### DOCUMENT EXCERPT
In the same year we saw the arrival of emerging
nation's central banks into the gold market as buyers. Since then they have
set a pattern of buying gold that continues as a driving force behind the
gold price even today. In this article we look at these events and other
monetary developments in the gold market to see what to expect in the days
and months ahead.
Which Central banks are buying gold and why?
As you have seen in our newsletter in the Table of
central banks buying and selling gold it is the emerging nation's central
banks, whose reserves have been growing strongly that have led the way in
buying gold for their reserves. Their aim is to diversify away from the U.S.
dollar and other leading world currencies and to buy gold as a counter weight
to those currencies.
These central banks are based in Asia, the Middle East,
South America, etc. They include:
Russia - Bangladesh - Philippines - Saudi Arabia -
Thailand - Belarus - Venezuela - India - Sri Lanka - Mauritius - Mexico -
Bolivia - Colombia - South Korea - Turkey - Kazakhstan - Tajikistan - Serbia
- Ukraine - Mongolia - Malta - Greece - Argentina.

### OBJECTIVE 1
Transcribe the stretch of the central bank gold passage from "As you have" through "from the U.S.".
### OBJECTIVE 2
Decide whether each statement agrees with the central bank gold passage, answering yes or no and quoting the words that settle it: (a) The emerging nations' central banks want to diversify away from the U.S. dollar. (b) The pattern of central bank gold buying has since come to an end. (c) The central banks leading the purchases are those whose reserves have been shrinking.
### OBJECTIVE 3
Recast the paragraph of the central bank gold passage beginning "As you have seen in our newsletter" as a short list that keeps its main facts.
The data below comes from an unrelated source.

### INFORMATION SHOWN
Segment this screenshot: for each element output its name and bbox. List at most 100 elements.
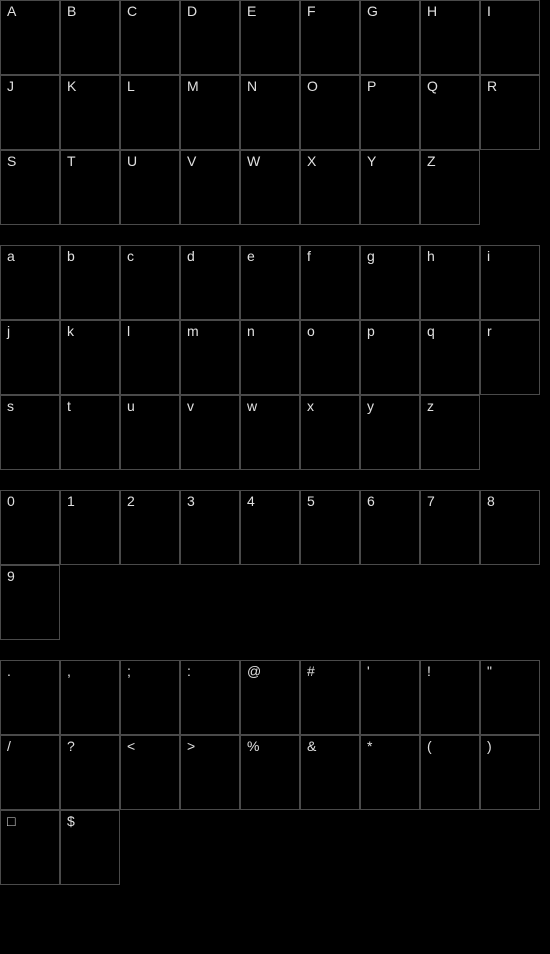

### TASK OUTPUT 1
As you have seen in our newsletter in the Table of
central banks buying and selling gold it is the emerging nation's central
banks, whose reserves have been growing strongly that have led the way in
buying gold for their reserves. Their aim is to diversify away from the U.S.

### TASK OUTPUT 2
(a) Yes: "Their aim is to diversify away from the U.S. dollar and other leading world currencies"
(b) No: "set a pattern of buying gold that continues as a driving force behind the gold price even today"
(c) No: "whose reserves have been growing strongly"

### TASK OUTPUT 3
- The newsletter's table of central banks buying and selling gold shows that emerging nations' central banks have led the way in buying gold for their reserves.
- These banks' reserves have been growing strongly.
- They aim to diversify away from the U.S. dollar and other leading world currencies.
- They buy gold as a counterweight to those currencies.